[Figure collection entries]
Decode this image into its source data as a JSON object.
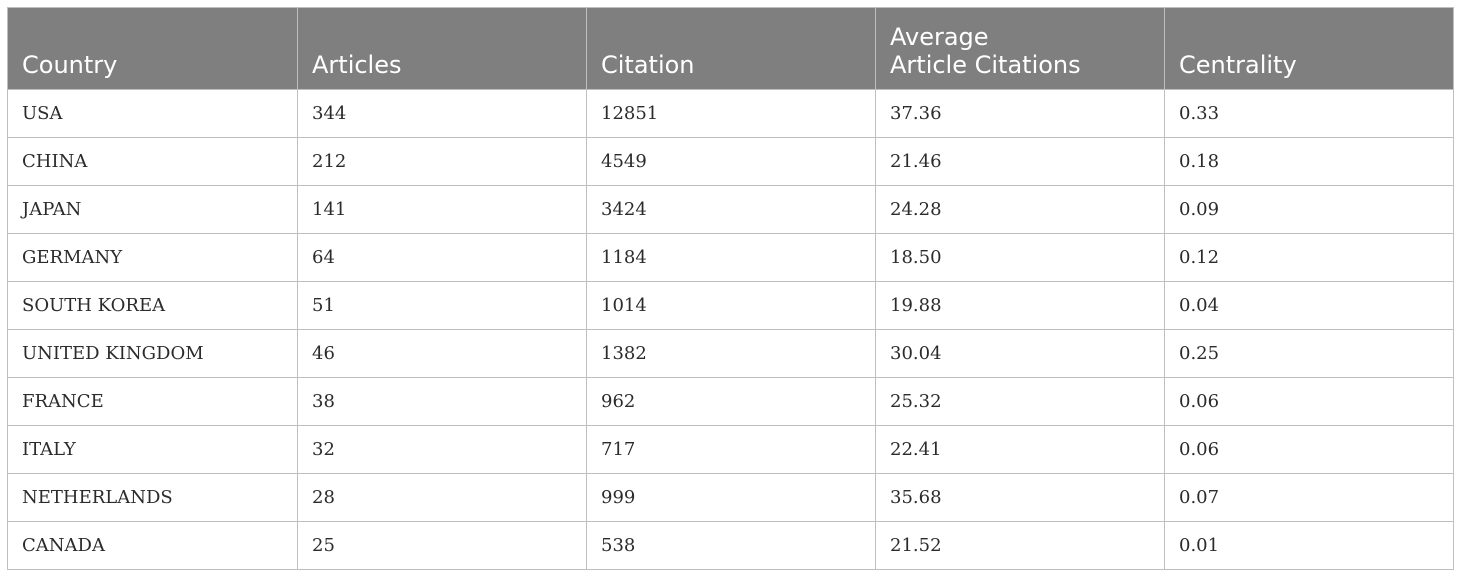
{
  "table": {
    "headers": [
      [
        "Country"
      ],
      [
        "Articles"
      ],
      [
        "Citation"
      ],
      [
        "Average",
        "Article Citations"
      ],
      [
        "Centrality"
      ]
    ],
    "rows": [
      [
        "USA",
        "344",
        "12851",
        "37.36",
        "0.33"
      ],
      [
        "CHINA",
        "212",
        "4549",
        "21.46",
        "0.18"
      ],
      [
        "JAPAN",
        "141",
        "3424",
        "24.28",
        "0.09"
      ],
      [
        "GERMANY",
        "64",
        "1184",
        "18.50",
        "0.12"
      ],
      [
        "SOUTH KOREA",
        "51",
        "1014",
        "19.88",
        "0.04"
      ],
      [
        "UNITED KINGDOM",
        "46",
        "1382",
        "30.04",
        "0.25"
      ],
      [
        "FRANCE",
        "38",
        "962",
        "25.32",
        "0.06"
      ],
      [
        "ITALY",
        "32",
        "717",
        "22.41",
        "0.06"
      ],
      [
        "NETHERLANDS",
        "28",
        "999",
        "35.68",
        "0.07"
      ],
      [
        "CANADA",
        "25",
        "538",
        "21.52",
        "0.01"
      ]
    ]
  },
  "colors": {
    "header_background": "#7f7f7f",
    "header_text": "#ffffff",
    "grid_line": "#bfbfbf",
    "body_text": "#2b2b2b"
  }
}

* * *

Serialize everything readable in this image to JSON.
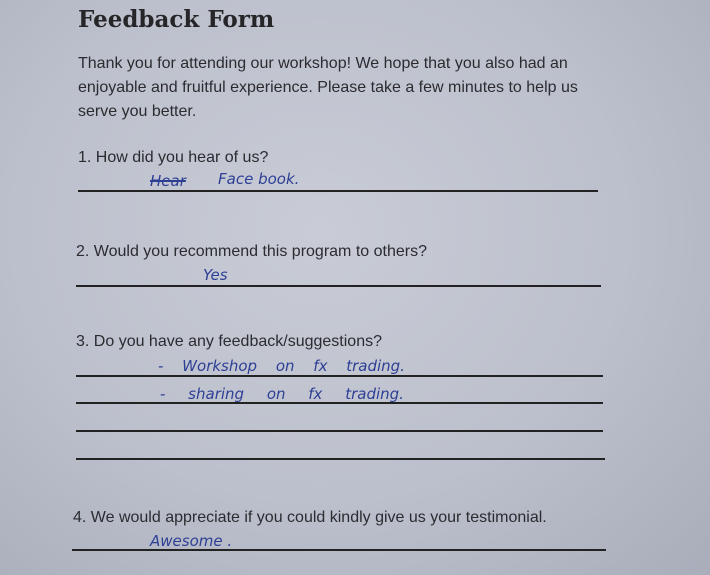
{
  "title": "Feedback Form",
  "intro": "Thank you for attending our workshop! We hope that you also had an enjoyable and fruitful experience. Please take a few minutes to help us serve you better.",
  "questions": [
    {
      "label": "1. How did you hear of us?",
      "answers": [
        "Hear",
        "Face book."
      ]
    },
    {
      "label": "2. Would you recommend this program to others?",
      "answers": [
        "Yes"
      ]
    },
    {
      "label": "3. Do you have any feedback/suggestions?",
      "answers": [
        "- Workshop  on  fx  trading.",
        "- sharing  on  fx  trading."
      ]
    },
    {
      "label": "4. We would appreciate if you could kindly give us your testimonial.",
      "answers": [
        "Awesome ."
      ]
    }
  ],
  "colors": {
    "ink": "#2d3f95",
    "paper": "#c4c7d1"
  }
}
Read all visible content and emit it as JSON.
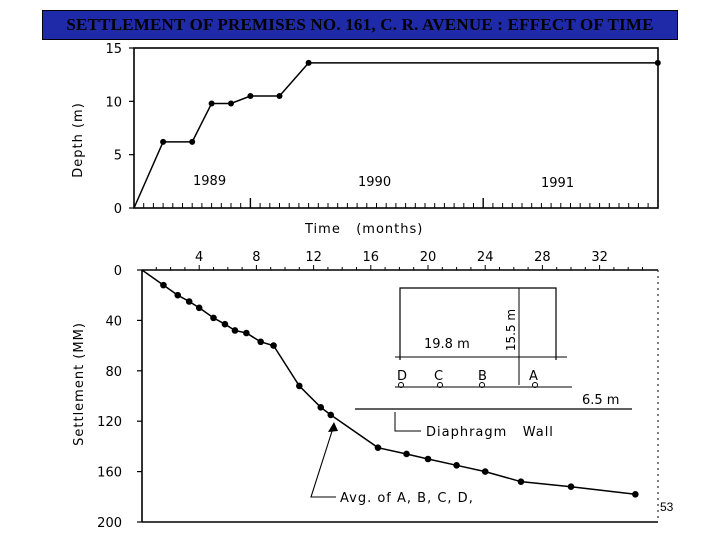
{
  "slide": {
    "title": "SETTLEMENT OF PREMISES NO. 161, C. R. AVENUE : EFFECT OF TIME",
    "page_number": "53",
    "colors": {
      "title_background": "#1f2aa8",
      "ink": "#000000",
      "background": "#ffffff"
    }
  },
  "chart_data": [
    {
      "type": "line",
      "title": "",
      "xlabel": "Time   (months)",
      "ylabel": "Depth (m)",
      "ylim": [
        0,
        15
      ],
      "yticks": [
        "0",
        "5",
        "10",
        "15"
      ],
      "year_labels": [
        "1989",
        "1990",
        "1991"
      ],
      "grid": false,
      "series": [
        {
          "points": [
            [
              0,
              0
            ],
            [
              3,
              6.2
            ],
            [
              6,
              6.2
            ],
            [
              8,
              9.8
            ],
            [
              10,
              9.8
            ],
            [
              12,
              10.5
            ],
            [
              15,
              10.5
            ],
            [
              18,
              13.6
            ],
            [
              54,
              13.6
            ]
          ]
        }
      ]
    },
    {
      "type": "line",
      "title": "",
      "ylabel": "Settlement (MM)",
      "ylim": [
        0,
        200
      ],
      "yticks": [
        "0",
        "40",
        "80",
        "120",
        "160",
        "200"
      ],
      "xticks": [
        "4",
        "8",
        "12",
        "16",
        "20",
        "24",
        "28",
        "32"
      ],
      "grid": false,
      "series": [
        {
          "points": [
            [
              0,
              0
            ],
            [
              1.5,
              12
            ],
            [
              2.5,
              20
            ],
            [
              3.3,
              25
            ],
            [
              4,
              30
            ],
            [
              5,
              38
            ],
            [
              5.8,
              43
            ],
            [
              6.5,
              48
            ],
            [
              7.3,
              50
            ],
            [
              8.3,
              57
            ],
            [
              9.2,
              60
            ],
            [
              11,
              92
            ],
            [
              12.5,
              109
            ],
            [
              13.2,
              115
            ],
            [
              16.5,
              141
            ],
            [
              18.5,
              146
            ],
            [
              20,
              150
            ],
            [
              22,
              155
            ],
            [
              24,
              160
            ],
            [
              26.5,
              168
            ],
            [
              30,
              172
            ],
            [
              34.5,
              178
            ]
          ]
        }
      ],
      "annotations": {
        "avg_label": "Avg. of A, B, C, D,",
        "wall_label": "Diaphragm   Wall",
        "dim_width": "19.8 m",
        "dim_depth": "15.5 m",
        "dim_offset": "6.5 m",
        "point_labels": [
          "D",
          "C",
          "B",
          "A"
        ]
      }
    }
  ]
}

## Problem requirements
Above are the records. Identify each line that contains the word "trading".

## Response to the task
        "- Workshop  on  fx  trading.",
        "- sharing  on  fx  trading."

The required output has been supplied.